◆ Work required
Wherever the string "cidade" occurs in a line of these records, report that line.

◆ Data extract

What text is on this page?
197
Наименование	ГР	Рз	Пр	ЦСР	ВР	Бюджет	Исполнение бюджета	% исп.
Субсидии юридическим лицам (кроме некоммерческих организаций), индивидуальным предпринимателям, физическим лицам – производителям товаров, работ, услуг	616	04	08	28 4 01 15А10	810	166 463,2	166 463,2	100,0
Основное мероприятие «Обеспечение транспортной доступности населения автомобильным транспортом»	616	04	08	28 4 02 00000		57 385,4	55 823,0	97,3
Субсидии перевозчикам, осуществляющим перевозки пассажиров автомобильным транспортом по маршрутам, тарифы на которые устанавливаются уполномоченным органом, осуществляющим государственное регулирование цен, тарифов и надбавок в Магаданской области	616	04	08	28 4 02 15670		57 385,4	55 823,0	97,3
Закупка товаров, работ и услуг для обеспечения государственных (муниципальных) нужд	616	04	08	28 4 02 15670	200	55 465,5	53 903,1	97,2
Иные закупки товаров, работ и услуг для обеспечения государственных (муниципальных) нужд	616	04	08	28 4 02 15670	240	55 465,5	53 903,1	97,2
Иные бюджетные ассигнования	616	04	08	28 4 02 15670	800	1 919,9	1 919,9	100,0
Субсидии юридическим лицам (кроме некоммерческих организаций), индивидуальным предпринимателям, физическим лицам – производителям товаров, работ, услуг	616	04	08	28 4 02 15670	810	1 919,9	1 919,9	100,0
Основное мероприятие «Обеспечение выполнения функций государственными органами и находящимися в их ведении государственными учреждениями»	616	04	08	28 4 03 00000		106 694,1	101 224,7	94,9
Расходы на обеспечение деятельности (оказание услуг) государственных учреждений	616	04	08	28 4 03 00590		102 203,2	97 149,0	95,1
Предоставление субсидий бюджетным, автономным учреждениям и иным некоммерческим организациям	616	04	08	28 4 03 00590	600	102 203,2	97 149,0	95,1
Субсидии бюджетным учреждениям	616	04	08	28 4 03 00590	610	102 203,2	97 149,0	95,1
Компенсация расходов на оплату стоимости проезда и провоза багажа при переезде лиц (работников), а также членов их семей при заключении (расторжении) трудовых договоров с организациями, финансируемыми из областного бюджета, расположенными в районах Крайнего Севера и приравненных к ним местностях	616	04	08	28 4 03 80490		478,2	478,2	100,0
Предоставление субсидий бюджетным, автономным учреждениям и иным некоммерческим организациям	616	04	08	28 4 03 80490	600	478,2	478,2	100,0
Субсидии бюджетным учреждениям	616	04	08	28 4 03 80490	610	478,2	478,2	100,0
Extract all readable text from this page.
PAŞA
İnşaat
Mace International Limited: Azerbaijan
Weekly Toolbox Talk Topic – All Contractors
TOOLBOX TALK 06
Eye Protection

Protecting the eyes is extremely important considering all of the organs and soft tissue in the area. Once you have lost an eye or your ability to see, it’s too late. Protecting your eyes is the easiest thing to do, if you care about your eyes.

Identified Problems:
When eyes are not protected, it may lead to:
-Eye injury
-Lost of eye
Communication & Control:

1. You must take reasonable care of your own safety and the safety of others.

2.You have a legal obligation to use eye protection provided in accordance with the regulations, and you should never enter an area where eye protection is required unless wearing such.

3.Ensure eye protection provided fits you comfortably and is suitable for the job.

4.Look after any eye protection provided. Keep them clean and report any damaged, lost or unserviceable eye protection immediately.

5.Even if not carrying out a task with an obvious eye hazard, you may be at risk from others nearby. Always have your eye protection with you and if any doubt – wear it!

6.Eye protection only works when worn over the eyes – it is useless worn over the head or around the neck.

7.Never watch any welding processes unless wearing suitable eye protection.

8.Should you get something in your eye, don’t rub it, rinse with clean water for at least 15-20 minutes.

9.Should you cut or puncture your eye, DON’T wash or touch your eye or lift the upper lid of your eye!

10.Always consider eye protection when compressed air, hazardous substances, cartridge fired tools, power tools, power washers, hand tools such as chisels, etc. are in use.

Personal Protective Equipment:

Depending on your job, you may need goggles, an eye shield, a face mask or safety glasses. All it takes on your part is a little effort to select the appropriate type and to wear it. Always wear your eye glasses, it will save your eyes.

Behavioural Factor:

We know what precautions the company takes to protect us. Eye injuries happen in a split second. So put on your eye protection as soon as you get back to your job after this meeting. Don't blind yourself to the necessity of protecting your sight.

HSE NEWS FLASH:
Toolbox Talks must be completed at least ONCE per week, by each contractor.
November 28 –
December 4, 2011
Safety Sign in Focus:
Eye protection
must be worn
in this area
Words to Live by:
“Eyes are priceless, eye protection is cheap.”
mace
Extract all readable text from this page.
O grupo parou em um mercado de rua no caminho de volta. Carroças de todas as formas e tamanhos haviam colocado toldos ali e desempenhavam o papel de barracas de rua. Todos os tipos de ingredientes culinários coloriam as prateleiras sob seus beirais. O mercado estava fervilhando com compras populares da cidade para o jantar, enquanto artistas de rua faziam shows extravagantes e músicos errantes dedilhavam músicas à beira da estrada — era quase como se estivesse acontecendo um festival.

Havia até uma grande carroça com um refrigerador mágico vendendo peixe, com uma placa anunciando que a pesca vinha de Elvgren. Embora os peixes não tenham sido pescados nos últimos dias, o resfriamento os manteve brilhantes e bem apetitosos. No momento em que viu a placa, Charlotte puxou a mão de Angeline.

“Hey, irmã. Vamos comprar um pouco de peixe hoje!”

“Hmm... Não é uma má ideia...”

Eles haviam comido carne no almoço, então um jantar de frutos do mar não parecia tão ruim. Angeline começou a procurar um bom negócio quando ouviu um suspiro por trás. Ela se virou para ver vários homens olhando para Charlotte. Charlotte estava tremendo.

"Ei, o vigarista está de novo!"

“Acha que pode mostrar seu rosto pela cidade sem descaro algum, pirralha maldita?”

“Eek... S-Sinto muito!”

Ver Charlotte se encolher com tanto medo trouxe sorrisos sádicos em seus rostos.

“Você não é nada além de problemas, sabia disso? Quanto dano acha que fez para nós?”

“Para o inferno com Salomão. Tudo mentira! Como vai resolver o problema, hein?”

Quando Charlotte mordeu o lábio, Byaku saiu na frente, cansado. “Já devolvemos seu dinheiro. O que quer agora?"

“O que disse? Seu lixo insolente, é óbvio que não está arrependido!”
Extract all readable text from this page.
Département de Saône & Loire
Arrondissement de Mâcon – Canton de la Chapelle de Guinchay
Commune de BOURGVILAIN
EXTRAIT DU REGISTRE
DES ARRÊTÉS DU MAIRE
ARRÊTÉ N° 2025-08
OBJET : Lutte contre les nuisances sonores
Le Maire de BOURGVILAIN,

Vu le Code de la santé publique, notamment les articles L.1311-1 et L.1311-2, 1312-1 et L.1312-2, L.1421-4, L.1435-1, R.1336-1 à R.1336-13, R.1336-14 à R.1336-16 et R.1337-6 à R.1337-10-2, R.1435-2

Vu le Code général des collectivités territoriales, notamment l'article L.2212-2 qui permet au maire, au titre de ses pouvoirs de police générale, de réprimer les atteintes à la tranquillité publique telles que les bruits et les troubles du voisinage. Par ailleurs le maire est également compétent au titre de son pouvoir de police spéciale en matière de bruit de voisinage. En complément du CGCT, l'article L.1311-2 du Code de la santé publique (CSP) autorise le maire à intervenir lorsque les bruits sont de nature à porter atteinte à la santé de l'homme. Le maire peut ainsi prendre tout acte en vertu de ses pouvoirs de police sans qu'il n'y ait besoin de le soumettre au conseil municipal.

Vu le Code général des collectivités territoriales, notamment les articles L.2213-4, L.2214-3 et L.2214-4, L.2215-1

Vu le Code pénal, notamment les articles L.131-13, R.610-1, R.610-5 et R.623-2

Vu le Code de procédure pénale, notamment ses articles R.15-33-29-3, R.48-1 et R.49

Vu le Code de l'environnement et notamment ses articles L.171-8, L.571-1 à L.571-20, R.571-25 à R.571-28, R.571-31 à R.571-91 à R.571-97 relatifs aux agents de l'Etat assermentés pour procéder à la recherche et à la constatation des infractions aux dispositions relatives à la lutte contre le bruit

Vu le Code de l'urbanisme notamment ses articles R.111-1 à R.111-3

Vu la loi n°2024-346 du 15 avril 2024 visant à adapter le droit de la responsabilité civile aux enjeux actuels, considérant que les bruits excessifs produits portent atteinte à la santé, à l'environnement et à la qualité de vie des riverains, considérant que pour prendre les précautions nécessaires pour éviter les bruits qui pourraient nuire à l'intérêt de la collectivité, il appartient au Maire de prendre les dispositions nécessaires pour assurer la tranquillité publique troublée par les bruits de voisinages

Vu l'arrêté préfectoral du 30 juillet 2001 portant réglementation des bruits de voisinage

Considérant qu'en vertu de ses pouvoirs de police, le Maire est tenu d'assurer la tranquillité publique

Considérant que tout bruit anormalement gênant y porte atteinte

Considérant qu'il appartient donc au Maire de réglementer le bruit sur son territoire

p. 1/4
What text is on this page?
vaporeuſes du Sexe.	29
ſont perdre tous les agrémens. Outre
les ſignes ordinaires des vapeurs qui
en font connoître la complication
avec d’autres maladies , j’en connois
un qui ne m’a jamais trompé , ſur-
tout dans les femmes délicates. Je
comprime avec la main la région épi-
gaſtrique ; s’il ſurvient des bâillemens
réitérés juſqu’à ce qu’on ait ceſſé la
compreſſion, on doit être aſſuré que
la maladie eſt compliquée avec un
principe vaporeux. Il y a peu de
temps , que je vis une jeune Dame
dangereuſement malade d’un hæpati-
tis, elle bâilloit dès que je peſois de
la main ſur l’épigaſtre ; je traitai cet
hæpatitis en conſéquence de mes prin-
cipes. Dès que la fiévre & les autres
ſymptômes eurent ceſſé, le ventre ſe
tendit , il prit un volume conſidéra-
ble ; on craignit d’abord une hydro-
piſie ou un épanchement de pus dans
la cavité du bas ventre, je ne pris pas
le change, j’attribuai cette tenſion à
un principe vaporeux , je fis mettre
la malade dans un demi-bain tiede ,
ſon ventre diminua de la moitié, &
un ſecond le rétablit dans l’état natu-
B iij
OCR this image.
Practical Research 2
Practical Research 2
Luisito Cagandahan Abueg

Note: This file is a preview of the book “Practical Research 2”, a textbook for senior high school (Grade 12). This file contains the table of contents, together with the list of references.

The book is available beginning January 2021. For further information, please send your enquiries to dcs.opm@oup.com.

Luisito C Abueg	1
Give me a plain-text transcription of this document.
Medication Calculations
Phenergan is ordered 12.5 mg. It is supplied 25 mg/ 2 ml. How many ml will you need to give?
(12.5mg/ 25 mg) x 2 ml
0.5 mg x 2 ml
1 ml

◆ The output
O grupo parou em um mercado de rua no caminho de volta. Carroças de todas as formas e tamanhos haviam colocado toldos ali e desempenhavam o papel de barracas de rua. Todos os tipos de ingredientes culinários coloriam as prateleiras sob seus beirais. O mercado estava fervilhando com compras populares da cidade para o jantar, enquanto artistas de rua faziam shows extravagantes e músicos errantes dedilhavam músicas à beira da estrada — era quase como se estivesse acontecendo um festival.
“Acha que pode mostrar seu rosto pela cidade sem descaro algum, pirralha maldita?”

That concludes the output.